[Entries taken from a collection]
=====

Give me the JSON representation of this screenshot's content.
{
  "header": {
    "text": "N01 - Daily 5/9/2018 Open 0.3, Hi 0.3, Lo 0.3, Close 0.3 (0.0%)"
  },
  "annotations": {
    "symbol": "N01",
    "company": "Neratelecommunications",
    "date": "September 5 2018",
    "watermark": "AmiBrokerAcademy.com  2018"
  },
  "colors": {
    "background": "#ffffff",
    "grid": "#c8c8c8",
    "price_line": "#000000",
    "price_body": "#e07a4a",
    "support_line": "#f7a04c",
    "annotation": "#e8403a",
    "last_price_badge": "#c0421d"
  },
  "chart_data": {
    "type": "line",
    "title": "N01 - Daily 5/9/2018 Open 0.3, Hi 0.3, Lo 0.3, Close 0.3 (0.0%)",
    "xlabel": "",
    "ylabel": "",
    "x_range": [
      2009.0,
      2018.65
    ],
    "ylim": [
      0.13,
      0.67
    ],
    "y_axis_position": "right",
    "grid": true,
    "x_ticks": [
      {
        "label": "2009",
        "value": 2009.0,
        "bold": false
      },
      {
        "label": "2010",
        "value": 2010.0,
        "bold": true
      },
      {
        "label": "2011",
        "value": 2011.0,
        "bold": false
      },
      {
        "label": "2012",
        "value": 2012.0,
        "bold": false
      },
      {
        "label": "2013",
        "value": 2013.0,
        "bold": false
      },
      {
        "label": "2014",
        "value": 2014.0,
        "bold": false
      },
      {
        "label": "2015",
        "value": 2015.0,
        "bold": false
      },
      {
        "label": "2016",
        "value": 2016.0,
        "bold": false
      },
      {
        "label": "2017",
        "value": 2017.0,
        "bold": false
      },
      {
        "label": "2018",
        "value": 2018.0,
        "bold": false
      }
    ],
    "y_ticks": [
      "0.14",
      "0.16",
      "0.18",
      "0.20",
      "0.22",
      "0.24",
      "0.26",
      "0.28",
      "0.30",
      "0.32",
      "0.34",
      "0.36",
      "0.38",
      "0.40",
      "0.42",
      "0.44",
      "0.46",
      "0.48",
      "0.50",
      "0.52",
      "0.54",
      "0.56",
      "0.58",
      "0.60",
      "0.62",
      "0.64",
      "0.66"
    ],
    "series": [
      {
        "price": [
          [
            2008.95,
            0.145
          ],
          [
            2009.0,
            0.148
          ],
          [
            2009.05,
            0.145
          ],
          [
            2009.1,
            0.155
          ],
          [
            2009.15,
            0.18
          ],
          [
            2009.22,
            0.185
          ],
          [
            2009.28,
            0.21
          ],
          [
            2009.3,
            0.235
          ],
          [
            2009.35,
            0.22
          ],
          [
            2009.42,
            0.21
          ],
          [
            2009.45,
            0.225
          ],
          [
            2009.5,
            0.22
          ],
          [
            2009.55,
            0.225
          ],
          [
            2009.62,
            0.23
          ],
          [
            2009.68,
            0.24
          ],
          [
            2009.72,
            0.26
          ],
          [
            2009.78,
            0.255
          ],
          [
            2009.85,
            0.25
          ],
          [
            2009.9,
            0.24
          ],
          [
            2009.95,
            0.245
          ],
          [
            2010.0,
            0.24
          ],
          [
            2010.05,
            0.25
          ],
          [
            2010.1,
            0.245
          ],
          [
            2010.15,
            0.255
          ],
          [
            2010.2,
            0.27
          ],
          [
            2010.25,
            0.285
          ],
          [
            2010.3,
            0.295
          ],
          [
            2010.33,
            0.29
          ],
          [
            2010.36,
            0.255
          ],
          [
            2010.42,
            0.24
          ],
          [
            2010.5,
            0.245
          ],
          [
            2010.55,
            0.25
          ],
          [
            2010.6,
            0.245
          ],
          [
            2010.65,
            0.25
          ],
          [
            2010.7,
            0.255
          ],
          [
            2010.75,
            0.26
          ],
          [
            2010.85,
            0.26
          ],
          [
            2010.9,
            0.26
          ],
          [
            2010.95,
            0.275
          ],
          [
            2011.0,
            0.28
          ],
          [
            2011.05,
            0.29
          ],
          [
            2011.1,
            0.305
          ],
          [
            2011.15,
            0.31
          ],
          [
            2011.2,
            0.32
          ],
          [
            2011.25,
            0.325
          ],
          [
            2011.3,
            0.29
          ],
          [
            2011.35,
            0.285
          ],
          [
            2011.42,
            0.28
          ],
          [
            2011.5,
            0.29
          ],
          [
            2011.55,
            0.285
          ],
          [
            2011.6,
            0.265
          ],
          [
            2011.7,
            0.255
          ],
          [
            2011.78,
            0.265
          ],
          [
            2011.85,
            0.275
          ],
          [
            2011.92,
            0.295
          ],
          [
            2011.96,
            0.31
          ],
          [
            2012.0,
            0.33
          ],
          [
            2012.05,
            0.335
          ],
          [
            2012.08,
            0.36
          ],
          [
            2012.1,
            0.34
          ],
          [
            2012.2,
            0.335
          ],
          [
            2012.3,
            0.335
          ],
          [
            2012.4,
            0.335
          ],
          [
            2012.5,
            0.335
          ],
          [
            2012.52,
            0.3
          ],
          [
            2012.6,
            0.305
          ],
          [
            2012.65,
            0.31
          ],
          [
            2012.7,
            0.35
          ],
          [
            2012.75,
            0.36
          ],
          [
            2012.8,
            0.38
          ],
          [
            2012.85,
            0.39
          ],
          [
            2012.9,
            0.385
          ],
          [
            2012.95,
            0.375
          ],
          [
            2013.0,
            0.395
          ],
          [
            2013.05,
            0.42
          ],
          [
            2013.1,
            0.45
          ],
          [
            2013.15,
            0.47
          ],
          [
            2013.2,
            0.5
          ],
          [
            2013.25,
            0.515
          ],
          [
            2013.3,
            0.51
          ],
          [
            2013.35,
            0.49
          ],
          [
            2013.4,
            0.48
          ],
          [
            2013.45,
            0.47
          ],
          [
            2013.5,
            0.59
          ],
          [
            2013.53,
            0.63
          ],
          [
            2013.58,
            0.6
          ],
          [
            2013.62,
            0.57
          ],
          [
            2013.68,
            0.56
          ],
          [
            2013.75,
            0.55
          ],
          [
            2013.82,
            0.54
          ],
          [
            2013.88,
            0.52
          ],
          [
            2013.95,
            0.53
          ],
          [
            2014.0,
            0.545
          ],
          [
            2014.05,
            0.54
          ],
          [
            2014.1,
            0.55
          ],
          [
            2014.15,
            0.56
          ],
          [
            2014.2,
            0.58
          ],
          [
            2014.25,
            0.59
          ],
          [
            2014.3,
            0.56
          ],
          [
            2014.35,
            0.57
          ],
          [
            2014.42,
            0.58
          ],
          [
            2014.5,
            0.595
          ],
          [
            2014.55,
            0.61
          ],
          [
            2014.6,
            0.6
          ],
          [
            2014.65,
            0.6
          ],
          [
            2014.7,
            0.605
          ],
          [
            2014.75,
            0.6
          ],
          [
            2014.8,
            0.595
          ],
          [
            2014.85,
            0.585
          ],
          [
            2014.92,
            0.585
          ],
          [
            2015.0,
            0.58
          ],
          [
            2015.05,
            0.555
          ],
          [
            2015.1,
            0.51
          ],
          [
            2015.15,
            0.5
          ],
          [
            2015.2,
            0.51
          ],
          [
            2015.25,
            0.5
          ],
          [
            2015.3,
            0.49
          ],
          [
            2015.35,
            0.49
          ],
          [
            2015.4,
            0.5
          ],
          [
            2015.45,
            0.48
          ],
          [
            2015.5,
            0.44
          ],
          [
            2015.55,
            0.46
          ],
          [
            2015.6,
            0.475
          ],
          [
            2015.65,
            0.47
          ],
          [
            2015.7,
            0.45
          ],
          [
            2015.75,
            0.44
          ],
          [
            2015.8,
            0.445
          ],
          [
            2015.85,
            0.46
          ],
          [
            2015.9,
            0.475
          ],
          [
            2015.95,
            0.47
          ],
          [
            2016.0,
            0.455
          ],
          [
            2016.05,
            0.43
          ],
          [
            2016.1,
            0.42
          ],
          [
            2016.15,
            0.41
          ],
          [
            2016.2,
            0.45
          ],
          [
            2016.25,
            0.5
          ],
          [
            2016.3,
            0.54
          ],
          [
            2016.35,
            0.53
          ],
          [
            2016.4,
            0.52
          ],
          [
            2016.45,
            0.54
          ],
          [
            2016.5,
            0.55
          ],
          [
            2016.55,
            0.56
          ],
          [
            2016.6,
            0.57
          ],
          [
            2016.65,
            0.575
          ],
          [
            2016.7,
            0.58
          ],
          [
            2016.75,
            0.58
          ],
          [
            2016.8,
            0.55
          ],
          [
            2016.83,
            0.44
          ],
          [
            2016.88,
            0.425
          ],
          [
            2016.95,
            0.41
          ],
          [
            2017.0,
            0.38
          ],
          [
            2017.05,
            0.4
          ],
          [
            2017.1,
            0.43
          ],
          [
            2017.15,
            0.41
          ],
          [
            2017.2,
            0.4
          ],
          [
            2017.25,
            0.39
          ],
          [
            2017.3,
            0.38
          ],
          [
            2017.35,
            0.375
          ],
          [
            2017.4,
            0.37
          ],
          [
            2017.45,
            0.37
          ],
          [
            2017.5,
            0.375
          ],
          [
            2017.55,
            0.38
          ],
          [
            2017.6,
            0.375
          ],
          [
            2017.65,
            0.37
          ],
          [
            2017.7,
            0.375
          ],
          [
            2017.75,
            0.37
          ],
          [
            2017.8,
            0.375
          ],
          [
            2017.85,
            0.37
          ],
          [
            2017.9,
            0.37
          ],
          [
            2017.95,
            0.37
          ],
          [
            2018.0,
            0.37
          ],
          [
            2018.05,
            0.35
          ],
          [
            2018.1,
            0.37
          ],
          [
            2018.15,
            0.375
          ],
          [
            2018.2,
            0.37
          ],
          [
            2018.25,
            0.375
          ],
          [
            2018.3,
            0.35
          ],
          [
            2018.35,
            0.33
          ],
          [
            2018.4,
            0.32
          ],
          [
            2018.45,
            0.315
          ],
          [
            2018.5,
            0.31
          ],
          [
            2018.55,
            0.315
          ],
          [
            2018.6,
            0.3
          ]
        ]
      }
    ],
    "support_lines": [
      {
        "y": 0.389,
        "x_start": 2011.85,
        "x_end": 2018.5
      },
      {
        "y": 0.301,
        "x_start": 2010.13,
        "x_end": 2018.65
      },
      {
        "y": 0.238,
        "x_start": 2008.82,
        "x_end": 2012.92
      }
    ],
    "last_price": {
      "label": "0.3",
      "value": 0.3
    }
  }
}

=====

DIRECTIVE:
Find each line in the records holding the string "Open" and show it.

THE RESULT:
    "text": "N01 - Daily 5/9/2018 Open 0.3, Hi 0.3, Lo 0.3, Close 0.3 (0.0%)"
    "title": "N01 - Daily 5/9/2018 Open 0.3, Hi 0.3, Lo 0.3, Close 0.3 (0.0%)",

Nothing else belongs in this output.